_Goal of the exercise_
Tally the lines holding "在商业计划书中" and state only that figure.

_Source material_
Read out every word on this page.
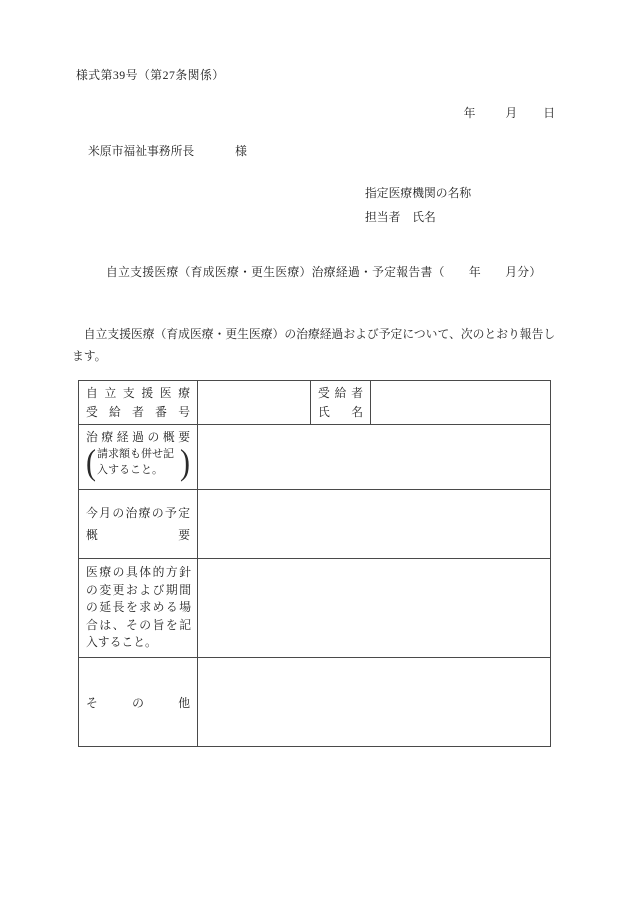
様式第39号（第27条関係）
年	月 日
米原市福祉事務所長	様
指定医療機関の名称
担当者　氏名
自立支援医療（育成医療・更生医療）治療経過・予定報告書（　　年　　月分）
　自立支援医療（育成医療・更生医療）の治療経過および予定について、次のとおり報告し
ます。
自立支援医療
受給者番号
受給者
氏名
治療経過の概要
( 請求額も併せ記
入すること。 )
今月の治療の予定
概要
医療の具体的方針の変更および期間の延長を求める場合は、その旨を記入すること。
その他
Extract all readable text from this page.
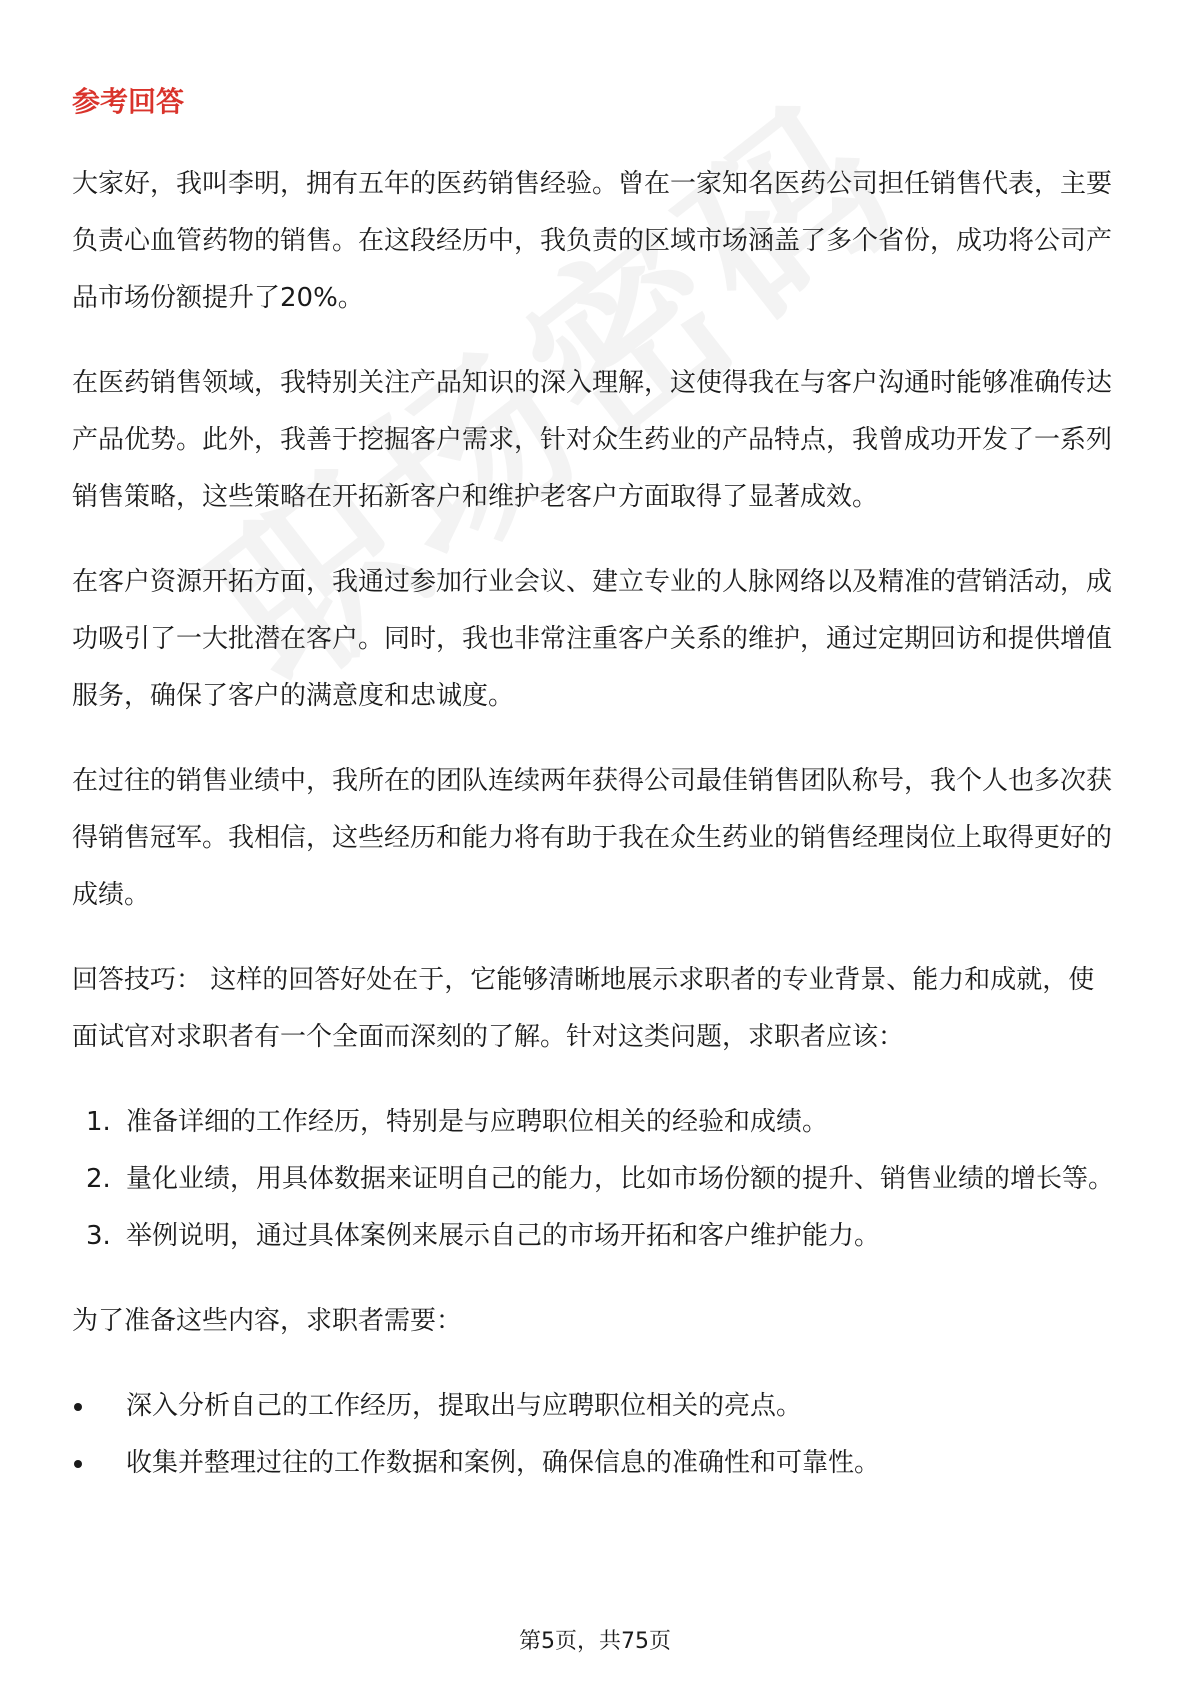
参考回答

大家好，我叫李明，拥有五年的医药销售经验。曾在一家知名医药公司担任销售代表，主要负责心血管药物的销售。在这段经历中，我负责的区域市场涵盖了多个省份，成功将公司产品市场份额提升了20%。

在医药销售领域，我特别关注产品知识的深入理解，这使得我在与客户沟通时能够准确传达产品优势。此外，我善于挖掘客户需求，针对众生药业的产品特点，我曾成功开发了一系列销售策略，这些策略在开拓新客户和维护老客户方面取得了显著成效。

在客户资源开拓方面，我通过参加行业会议、建立专业的人脉网络以及精准的营销活动，成功吸引了一大批潜在客户。同时，我也非常注重客户关系的维护，通过定期回访和提供增值服务，确保了客户的满意度和忠诚度。

在过往的销售业绩中，我所在的团队连续两年获得公司最佳销售团队称号，我个人也多次获得销售冠军。我相信，这些经历和能力将有助于我在众生药业的销售经理岗位上取得更好的成绩。

回答技巧： 这样的回答好处在于，它能够清晰地展示求职者的专业背景、能力和成就，使面试官对求职者有一个全面而深刻的了解。针对这类问题，求职者应该：

1. 准备详细的工作经历，特别是与应聘职位相关的经验和成绩。
2. 量化业绩，用具体数据来证明自己的能力，比如市场份额的提升、销售业绩的增长等。
3. 举例说明，通过具体案例来展示自己的市场开拓和客户维护能力。

为了准备这些内容，求职者需要：

深入分析自己的工作经历，提取出与应聘职位相关的亮点。
收集并整理过往的工作数据和案例，确保信息的准确性和可靠性。
第5页，共75页
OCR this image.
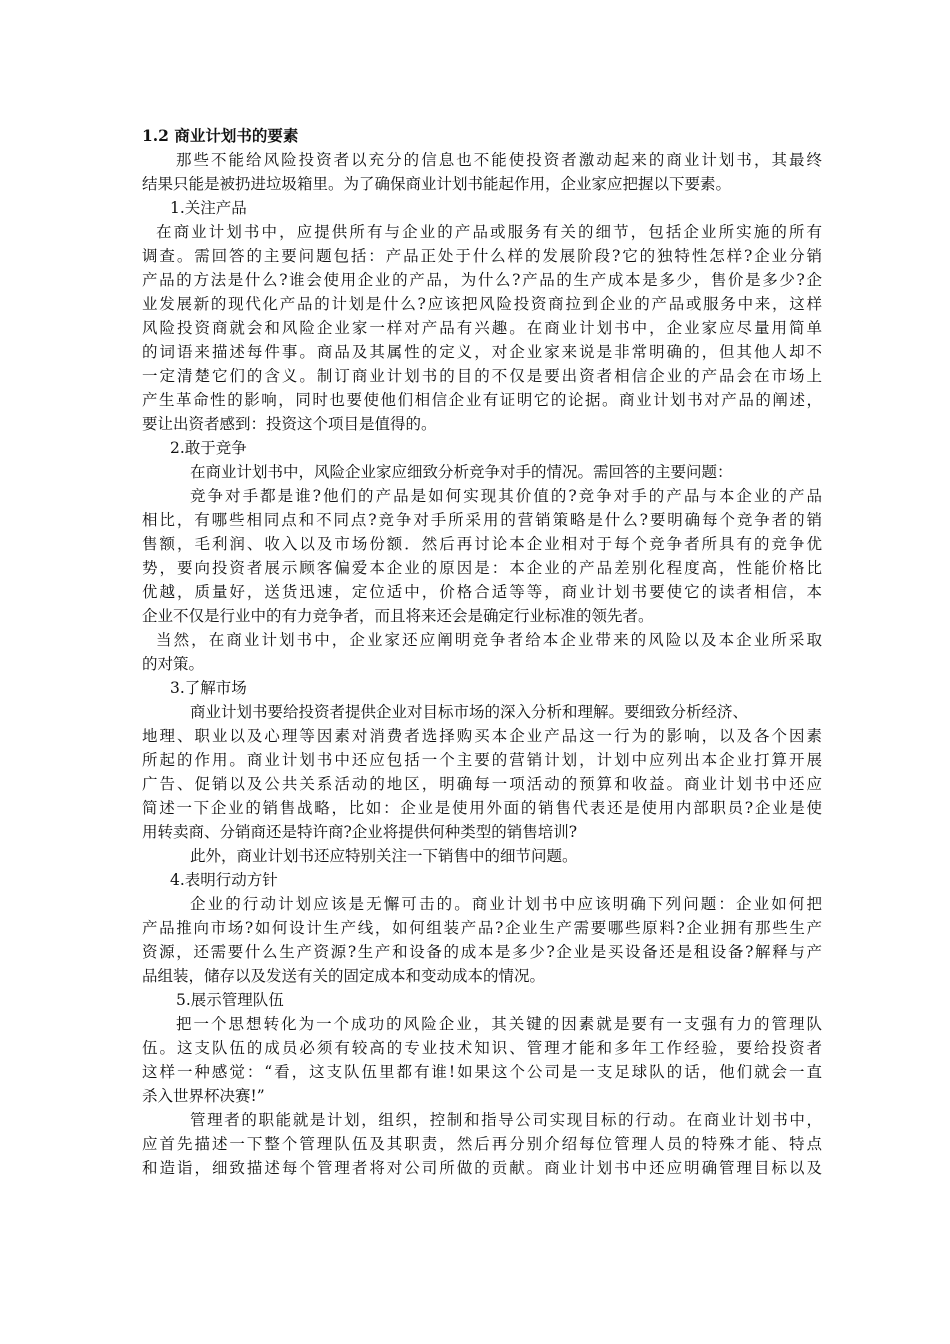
1.2 商业计划书的要素
那些不能给风险投资者以充分的信息也不能使投资者激动起来的商业计划书，其最终
结果只能是被扔进垃圾箱里。为了确保商业计划书能起作用，企业家应把握以下要素。
1.关注产品
在商业计划书中，应提供所有与企业的产品或服务有关的细节，包括企业所实施的所有
调查。需回答的主要问题包括：产品正处于什么样的发展阶段?它的独特性怎样?企业分销
产品的方法是什么?谁会使用企业的产品，为什么?产品的生产成本是多少，售价是多少?企
业发展新的现代化产品的计划是什么?应该把风险投资商拉到企业的产品或服务中来，这样
风险投资商就会和风险企业家一样对产品有兴趣。在商业计划书中，企业家应尽量用简单
的词语来描述每件事。商品及其属性的定义，对企业家来说是非常明确的，但其他人却不
一定清楚它们的含义。制订商业计划书的目的不仅是要出资者相信企业的产品会在市场上
产生革命性的影响，同时也要使他们相信企业有证明它的论据。商业计划书对产品的阐述，
要让出资者感到：投资这个项目是值得的。
2.敢于竞争
在商业计划书中，风险企业家应细致分析竞争对手的情况。需回答的主要问题：
竞争对手都是谁?他们的产品是如何实现其价值的?竞争对手的产品与本企业的产品
相比，有哪些相同点和不同点?竞争对手所采用的营销策略是什么?要明确每个竞争者的销
售额，毛利润、收入以及市场份额．然后再讨论本企业相对于每个竞争者所具有的竞争优
势，要向投资者展示顾客偏爱本企业的原因是：本企业的产品差别化程度高，性能价格比
优越，质量好，送货迅速，定位适中，价格合适等等，商业计划书要使它的读者相信，本
企业不仅是行业中的有力竞争者，而且将来还会是确定行业标准的领先者。
当然，在商业计划书中，企业家还应阐明竞争者给本企业带来的风险以及本企业所采取
的对策。
3.了解市场
商业计划书要给投资者提供企业对目标市场的深入分析和理解。要细致分析经济、
地理、职业以及心理等因素对消费者选择购买本企业产品这一行为的影响，以及各个因素
所起的作用。商业计划书中还应包括一个主要的营销计划，计划中应列出本企业打算开展
广告、促销以及公共关系活动的地区，明确每一项活动的预算和收益。商业计划书中还应
简述一下企业的销售战略，比如：企业是使用外面的销售代表还是使用内部职员?企业是使
用转卖商、分销商还是特许商?企业将提供何种类型的销售培训?
此外，商业计划书还应特别关注一下销售中的细节问题。
4.表明行动方针
企业的行动计划应该是无懈可击的。商业计划书中应该明确下列问题：企业如何把
产品推向市场?如何设计生产线，如何组装产品?企业生产需要哪些原料?企业拥有那些生产
资源，还需要什么生产资源?生产和设备的成本是多少?企业是买设备还是租设备?解释与产
品组装，储存以及发送有关的固定成本和变动成本的情况。
5.展示管理队伍
把一个思想转化为一个成功的风险企业，其关键的因素就是要有一支强有力的管理队
伍。这支队伍的成员必须有较高的专业技术知识、管理才能和多年工作经验，要给投资者
这样一种感觉：“看，这支队伍里都有谁!如果这个公司是一支足球队的话，他们就会一直
杀入世界杯决赛!”
管理者的职能就是计划，组织，控制和指导公司实现目标的行动。在商业计划书中，
应首先描述一下整个管理队伍及其职责，然后再分别介绍每位管理人员的特殊才能、特点
和造诣，细致描述每个管理者将对公司所做的贡献。商业计划书中还应明确管理目标以及
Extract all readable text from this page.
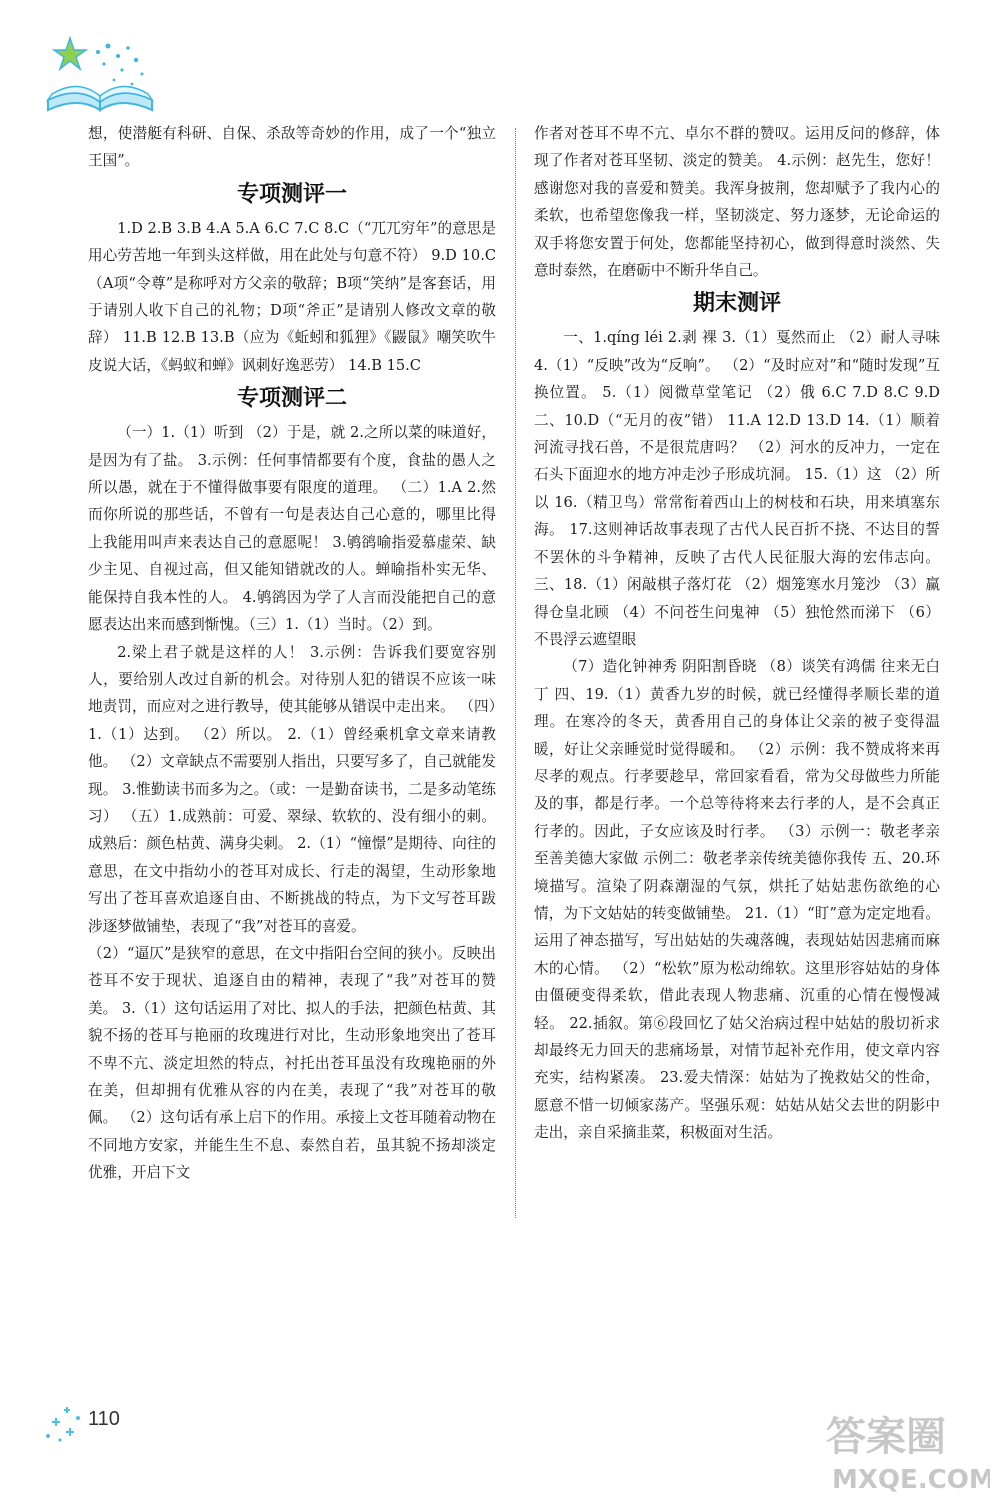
想，使潜艇有科研、自保、杀敌等奇妙的作用，成了一个“独立王国”。

专项测评一

1.D 2.B 3.B 4.A 5.A 6.C 7.C 8.C（“兀兀穷年”的意思是用心劳苦地一年到头这样做，用在此处与句意不符） 9.D 10.C（A项“令尊”是称呼对方父亲的敬辞；B项“笑纳”是客套话，用于请别人收下自己的礼物；D项“斧正”是请别人修改文章的敬辞） 11.B 12.B 13.B（应为《蚯蚓和狐狸》《鼹鼠》嘲笑吹牛皮说大话，《蚂蚁和蝉》讽刺好逸恶劳） 14.B 15.C

专项测评二

（一）1.（1）听到 （2）于是，就 2.之所以菜的味道好，是因为有了盐。 3.示例：任何事情都要有个度，食盐的愚人之所以愚，就在于不懂得做事要有限度的道理。 （二）1.A 2.然而你所说的那些话，不曾有一句是表达自己心意的，哪里比得上我能用叫声来表达自己的意愿呢！ 3.鸲鹆喻指爱慕虚荣、缺少主见、自视过高，但又能知错就改的人。蝉喻指朴实无华、能保持自我本性的人。 4.鸲鹆因为学了人言而没能把自己的意愿表达出来而感到惭愧。（三）1.（1）当时。（2）到。

2.梁上君子就是这样的人！ 3.示例：告诉我们要宽容别人，要给别人改过自新的机会。对待别人犯的错误不应该一味地责罚，而应对之进行教导，使其能够从错误中走出来。 （四）1.（1）达到。 （2）所以。 2.（1）曾经乘机拿文章来请教他。 （2）文章缺点不需要别人指出，只要写多了，自己就能发现。 3.惟勤读书而多为之。（或：一是勤奋读书，二是多动笔练习） （五）1.成熟前：可爱、翠绿、软软的、没有细小的刺。 成熟后：颜色枯黄、满身尖刺。 2.（1）“憧憬”是期待、向往的意思，在文中指幼小的苍耳对成长、行走的渴望，生动形象地写出了苍耳喜欢追逐自由、不断挑战的特点，为下文写苍耳跋涉逐梦做铺垫，表现了“我”对苍耳的喜爱。

（2）“逼仄”是狭窄的意思，在文中指阳台空间的狭小。反映出苍耳不安于现状、追逐自由的精神，表现了“我”对苍耳的赞美。 3.（1）这句话运用了对比、拟人的手法，把颜色枯黄、其貌不扬的苍耳与艳丽的玫瑰进行对比，生动形象地突出了苍耳不卑不亢、淡定坦然的特点，衬托出苍耳虽没有玫瑰艳丽的外在美，但却拥有优雅从容的内在美，表现了“我”对苍耳的敬佩。 （2）这句话有承上启下的作用。承接上文苍耳随着动物在不同地方安家，并能生生不息、泰然自若，虽其貌不扬却淡定优雅，开启下文

作者对苍耳不卑不亢、卓尔不群的赞叹。运用反问的修辞，体现了作者对苍耳坚韧、淡定的赞美。 4.示例：赵先生，您好！感谢您对我的喜爱和赞美。我浑身披荆，您却赋予了我内心的柔软，也希望您像我一样，坚韧淡定、努力逐梦，无论命运的双手将您安置于何处，您都能坚持初心，做到得意时淡然、失意时泰然，在磨砺中不断升华自己。

期末测评

一、1.qíng léi 2.剥 裸 3.（1）戛然而止 （2）耐人寻味 4.（1）“反映”改为“反响”。 （2）“及时应对”和“随时发现”互换位置。 5.（1）阅微草堂笔记 （2）俄 6.C 7.D 8.C 9.D 二、10.D（“无月的夜”错） 11.A 12.D 13.D 14.（1）顺着河流寻找石兽，不是很荒唐吗？ （2）河水的反冲力，一定在石头下面迎水的地方冲走沙子形成坑洞。 15.（1）这 （2）所以 16.（精卫鸟）常常衔着西山上的树枝和石块，用来填塞东海。 17.这则神话故事表现了古代人民百折不挠、不达目的誓不罢休的斗争精神，反映了古代人民征服大海的宏伟志向。 三、18.（1）闲敲棋子落灯花 （2）烟笼寒水月笼沙 （3）赢得仓皇北顾 （4）不问苍生问鬼神 （5）独怆然而涕下 （6）不畏浮云遮望眼

（7）造化钟神秀 阴阳割昏晓 （8）谈笑有鸿儒 往来无白丁 四、19.（1）黄香九岁的时候，就已经懂得孝顺长辈的道理。在寒冷的冬天，黄香用自己的身体让父亲的被子变得温暖，好让父亲睡觉时觉得暖和。 （2）示例：我不赞成将来再尽孝的观点。行孝要趁早，常回家看看，常为父母做些力所能及的事，都是行孝。一个总等待将来去行孝的人，是不会真正行孝的。因此，子女应该及时行孝。 （3）示例一：敬老孝亲至善美德大家做 示例二：敬老孝亲传统美德你我传 五、20.环境描写。渲染了阴森潮湿的气氛，烘托了姑姑悲伤欲绝的心情，为下文姑姑的转变做铺垫。 21.（1）“盯”意为定定地看。运用了神态描写，写出姑姑的失魂落魄，表现姑姑因悲痛而麻木的心情。 （2）“松软”原为松动绵软。这里形容姑姑的身体由僵硬变得柔软，借此表现人物悲痛、沉重的心情在慢慢减轻。 22.插叙。第⑥段回忆了姑父治病过程中姑姑的殷切祈求却最终无力回天的悲痛场景，对情节起补充作用，使文章内容充实，结构紧凑。 23.爱夫情深：姑姑为了挽救姑父的性命，愿意不惜一切倾家荡产。坚强乐观：姑姑从姑父去世的阴影中走出，亲自采摘韭菜，积极面对生活。

110	答案圈
MXQE.COM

_Answer_
5